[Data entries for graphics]
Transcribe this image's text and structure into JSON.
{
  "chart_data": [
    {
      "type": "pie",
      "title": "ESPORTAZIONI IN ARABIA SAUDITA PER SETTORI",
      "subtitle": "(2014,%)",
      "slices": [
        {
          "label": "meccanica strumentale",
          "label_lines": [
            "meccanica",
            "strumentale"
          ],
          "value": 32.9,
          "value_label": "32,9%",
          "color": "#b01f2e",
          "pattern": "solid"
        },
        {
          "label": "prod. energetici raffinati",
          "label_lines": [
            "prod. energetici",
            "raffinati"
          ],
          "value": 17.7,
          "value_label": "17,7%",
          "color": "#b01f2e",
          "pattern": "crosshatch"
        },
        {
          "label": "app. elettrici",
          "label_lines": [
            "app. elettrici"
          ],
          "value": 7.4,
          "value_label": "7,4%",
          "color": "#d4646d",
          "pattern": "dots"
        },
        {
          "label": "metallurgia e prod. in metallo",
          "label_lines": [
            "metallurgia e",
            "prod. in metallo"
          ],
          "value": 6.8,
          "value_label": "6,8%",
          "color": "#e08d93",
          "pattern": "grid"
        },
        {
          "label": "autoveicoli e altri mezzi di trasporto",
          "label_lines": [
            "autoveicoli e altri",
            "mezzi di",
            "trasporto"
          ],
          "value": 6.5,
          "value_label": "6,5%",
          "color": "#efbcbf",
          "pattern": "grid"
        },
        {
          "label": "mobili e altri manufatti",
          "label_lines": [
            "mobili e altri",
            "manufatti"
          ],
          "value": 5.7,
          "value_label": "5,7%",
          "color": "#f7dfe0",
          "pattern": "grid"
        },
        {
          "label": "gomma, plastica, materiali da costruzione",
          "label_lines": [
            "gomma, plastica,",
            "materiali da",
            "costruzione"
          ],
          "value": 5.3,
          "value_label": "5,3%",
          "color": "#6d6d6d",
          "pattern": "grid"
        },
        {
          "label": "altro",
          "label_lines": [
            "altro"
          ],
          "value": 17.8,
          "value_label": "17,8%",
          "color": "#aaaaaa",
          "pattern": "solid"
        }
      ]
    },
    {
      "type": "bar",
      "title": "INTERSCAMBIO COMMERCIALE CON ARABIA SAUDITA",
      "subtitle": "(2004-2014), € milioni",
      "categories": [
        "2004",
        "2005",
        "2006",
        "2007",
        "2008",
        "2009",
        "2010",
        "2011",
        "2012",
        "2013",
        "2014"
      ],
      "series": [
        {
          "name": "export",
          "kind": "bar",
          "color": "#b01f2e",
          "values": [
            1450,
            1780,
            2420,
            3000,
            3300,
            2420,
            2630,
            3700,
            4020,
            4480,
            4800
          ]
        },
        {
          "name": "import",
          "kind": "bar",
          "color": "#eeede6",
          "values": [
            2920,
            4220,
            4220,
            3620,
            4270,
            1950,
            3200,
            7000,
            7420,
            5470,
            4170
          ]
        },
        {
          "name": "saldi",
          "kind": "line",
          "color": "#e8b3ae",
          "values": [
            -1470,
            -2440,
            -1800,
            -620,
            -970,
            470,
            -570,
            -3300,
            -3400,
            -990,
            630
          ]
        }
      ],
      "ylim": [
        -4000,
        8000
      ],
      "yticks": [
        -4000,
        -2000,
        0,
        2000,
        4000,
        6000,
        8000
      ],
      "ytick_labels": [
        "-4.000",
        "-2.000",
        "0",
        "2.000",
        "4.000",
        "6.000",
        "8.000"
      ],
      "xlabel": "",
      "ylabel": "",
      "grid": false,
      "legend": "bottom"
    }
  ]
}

> _Brief_: Transcribe the whole listing exactly.

> _Full solution_:
Transcribe this image's text and structure into JSON.
{
  "chart_data": [
    {
      "type": "pie",
      "title": "ESPORTAZIONI IN ARABIA SAUDITA PER SETTORI",
      "subtitle": "(2014,%)",
      "slices": [
        {
          "label": "meccanica strumentale",
          "label_lines": [
            "meccanica",
            "strumentale"
          ],
          "value": 32.9,
          "value_label": "32,9%",
          "color": "#b01f2e",
          "pattern": "solid"
        },
        {
          "label": "prod. energetici raffinati",
          "label_lines": [
            "prod. energetici",
            "raffinati"
          ],
          "value": 17.7,
          "value_label": "17,7%",
          "color": "#b01f2e",
          "pattern": "crosshatch"
        },
        {
          "label": "app. elettrici",
          "label_lines": [
            "app. elettrici"
          ],
          "value": 7.4,
          "value_label": "7,4%",
          "color": "#d4646d",
          "pattern": "dots"
        },
        {
          "label": "metallurgia e prod. in metallo",
          "label_lines": [
            "metallurgia e",
            "prod. in metallo"
          ],
          "value": 6.8,
          "value_label": "6,8%",
          "color": "#e08d93",
          "pattern": "grid"
        },
        {
          "label": "autoveicoli e altri mezzi di trasporto",
          "label_lines": [
            "autoveicoli e altri",
            "mezzi di",
            "trasporto"
          ],
          "value": 6.5,
          "value_label": "6,5%",
          "color": "#efbcbf",
          "pattern": "grid"
        },
        {
          "label": "mobili e altri manufatti",
          "label_lines": [
            "mobili e altri",
            "manufatti"
          ],
          "value": 5.7,
          "value_label": "5,7%",
          "color": "#f7dfe0",
          "pattern": "grid"
        },
        {
          "label": "gomma, plastica, materiali da costruzione",
          "label_lines": [
            "gomma, plastica,",
            "materiali da",
            "costruzione"
          ],
          "value": 5.3,
          "value_label": "5,3%",
          "color": "#6d6d6d",
          "pattern": "grid"
        },
        {
          "label": "altro",
          "label_lines": [
            "altro"
          ],
          "value": 17.8,
          "value_label": "17,8%",
          "color": "#aaaaaa",
          "pattern": "solid"
        }
      ]
    },
    {
      "type": "bar",
      "title": "INTERSCAMBIO COMMERCIALE CON ARABIA SAUDITA",
      "subtitle": "(2004-2014), € milioni",
      "categories": [
        "2004",
        "2005",
        "2006",
        "2007",
        "2008",
        "2009",
        "2010",
        "2011",
        "2012",
        "2013",
        "2014"
      ],
      "series": [
        {
          "name": "export",
          "kind": "bar",
          "color": "#b01f2e",
          "values": [
            1450,
            1780,
            2420,
            3000,
            3300,
            2420,
            2630,
            3700,
            4020,
            4480,
            4800
          ]
        },
        {
          "name": "import",
          "kind": "bar",
          "color": "#eeede6",
          "values": [
            2920,
            4220,
            4220,
            3620,
            4270,
            1950,
            3200,
            7000,
            7420,
            5470,
            4170
          ]
        },
        {
          "name": "saldi",
          "kind": "line",
          "color": "#e8b3ae",
          "values": [
            -1470,
            -2440,
            -1800,
            -620,
            -970,
            470,
            -570,
            -3300,
            -3400,
            -990,
            630
          ]
        }
      ],
      "ylim": [
        -4000,
        8000
      ],
      "yticks": [
        -4000,
        -2000,
        0,
        2000,
        4000,
        6000,
        8000
      ],
      "ytick_labels": [
        "-4.000",
        "-2.000",
        "0",
        "2.000",
        "4.000",
        "6.000",
        "8.000"
      ],
      "xlabel": "",
      "ylabel": "",
      "grid": false,
      "legend": "bottom"
    }
  ]
}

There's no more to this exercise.